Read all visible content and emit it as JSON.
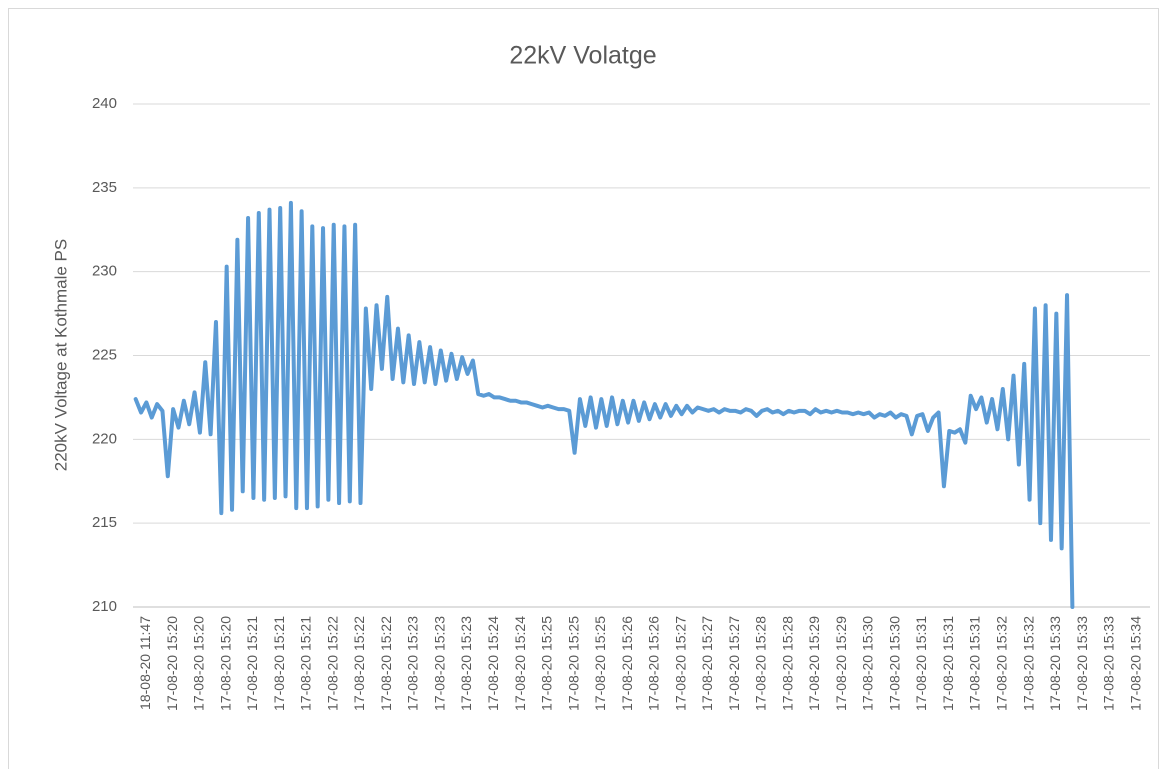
{
  "chart_data": {
    "type": "line",
    "title": "22kV Volatge",
    "y_label": "220kV Voltage at Kothmale PS",
    "categories": [
      null,
      null,
      "18-08-20 11:47",
      null,
      null,
      null,
      null,
      "17-08-20 15:20",
      null,
      null,
      null,
      null,
      "17-08-20 15:20",
      null,
      null,
      null,
      null,
      "17-08-20 15:20",
      null,
      null,
      null,
      null,
      "17-08-20 15:21",
      null,
      null,
      null,
      null,
      "17-08-20 15:21",
      null,
      null,
      null,
      null,
      "17-08-20 15:21",
      null,
      null,
      null,
      null,
      "17-08-20 15:22",
      null,
      null,
      null,
      null,
      "17-08-20 15:22",
      null,
      null,
      null,
      null,
      "17-08-20 15:22",
      null,
      null,
      null,
      null,
      "17-08-20 15:23",
      null,
      null,
      null,
      null,
      "17-08-20 15:23",
      null,
      null,
      null,
      null,
      "17-08-20 15:23",
      null,
      null,
      null,
      null,
      "17-08-20 15:24",
      null,
      null,
      null,
      null,
      "17-08-20 15:24",
      null,
      null,
      null,
      null,
      "17-08-20 15:25",
      null,
      null,
      null,
      null,
      "17-08-20 15:25",
      null,
      null,
      null,
      null,
      "17-08-20 15:25",
      null,
      null,
      null,
      null,
      "17-08-20 15:26",
      null,
      null,
      null,
      null,
      "17-08-20 15:26",
      null,
      null,
      null,
      null,
      "17-08-20 15:27",
      null,
      null,
      null,
      null,
      "17-08-20 15:27",
      null,
      null,
      null,
      null,
      "17-08-20 15:27",
      null,
      null,
      null,
      null,
      "17-08-20 15:28",
      null,
      null,
      null,
      null,
      "17-08-20 15:28",
      null,
      null,
      null,
      null,
      "17-08-20 15:29",
      null,
      null,
      null,
      null,
      "17-08-20 15:29",
      null,
      null,
      null,
      null,
      "17-08-20 15:30",
      null,
      null,
      null,
      null,
      "17-08-20 15:30",
      null,
      null,
      null,
      null,
      "17-08-20 15:31",
      null,
      null,
      null,
      null,
      "17-08-20 15:31",
      null,
      null,
      null,
      null,
      "17-08-20 15:31",
      null,
      null,
      null,
      null,
      "17-08-20 15:32",
      null,
      null,
      null,
      null,
      "17-08-20 15:32",
      null,
      null,
      null,
      null,
      "17-08-20 15:33",
      null,
      null,
      null,
      null,
      "17-08-20 15:33",
      null,
      null,
      null,
      null,
      "17-08-20 15:33",
      null,
      null,
      null,
      null,
      "17-08-20 15:34",
      null,
      null
    ],
    "series": [
      {
        "name": "220kV Voltage at Kothmale PS",
        "color": "#5b9bd5",
        "values": [
          222.4,
          221.6,
          222.2,
          221.3,
          222.1,
          221.7,
          217.8,
          221.8,
          220.7,
          222.3,
          220.9,
          222.8,
          220.4,
          224.6,
          220.3,
          227.0,
          215.6,
          230.3,
          215.8,
          231.9,
          216.9,
          233.2,
          216.5,
          233.5,
          216.4,
          233.7,
          216.5,
          233.8,
          216.6,
          234.1,
          215.9,
          233.6,
          215.9,
          232.7,
          216.0,
          232.6,
          216.4,
          232.8,
          216.2,
          232.7,
          216.3,
          232.8,
          216.2,
          227.8,
          223.0,
          228.0,
          224.2,
          228.5,
          223.6,
          226.6,
          223.4,
          226.2,
          223.3,
          225.8,
          223.4,
          225.5,
          223.3,
          225.3,
          223.5,
          225.1,
          223.6,
          224.9,
          223.9,
          224.7,
          222.7,
          222.6,
          222.7,
          222.5,
          222.5,
          222.4,
          222.3,
          222.3,
          222.2,
          222.2,
          222.1,
          222.0,
          221.9,
          222.0,
          221.9,
          221.8,
          221.8,
          221.7,
          219.2,
          222.4,
          220.8,
          222.5,
          220.7,
          222.4,
          220.8,
          222.5,
          220.9,
          222.3,
          221.0,
          222.3,
          221.1,
          222.2,
          221.2,
          222.1,
          221.3,
          222.1,
          221.4,
          222.0,
          221.5,
          222.0,
          221.6,
          221.9,
          221.8,
          221.7,
          221.8,
          221.6,
          221.8,
          221.7,
          221.7,
          221.6,
          221.8,
          221.7,
          221.4,
          221.7,
          221.8,
          221.6,
          221.7,
          221.5,
          221.7,
          221.6,
          221.7,
          221.7,
          221.5,
          221.8,
          221.6,
          221.7,
          221.6,
          221.7,
          221.6,
          221.6,
          221.5,
          221.6,
          221.5,
          221.6,
          221.3,
          221.5,
          221.4,
          221.6,
          221.3,
          221.5,
          221.4,
          220.3,
          221.4,
          221.5,
          220.5,
          221.3,
          221.6,
          217.2,
          220.5,
          220.4,
          220.6,
          219.8,
          222.6,
          221.8,
          222.5,
          221.0,
          222.4,
          220.6,
          223.0,
          220.0,
          223.8,
          218.5,
          224.5,
          216.4,
          227.8,
          215.0,
          228.0,
          214.0,
          227.5,
          213.5,
          228.6,
          210.0,
          null,
          null,
          null,
          null,
          null,
          null,
          null,
          null,
          null,
          null,
          null,
          null,
          null,
          null
        ]
      }
    ],
    "ylim": [
      210,
      240
    ],
    "yticks": [
      210,
      215,
      220,
      225,
      230,
      235,
      240
    ],
    "grid": true,
    "legend": false
  }
}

- - - - - - -

How many lines of the listing above include the word "Kothmale"? State the number and nothing else.

2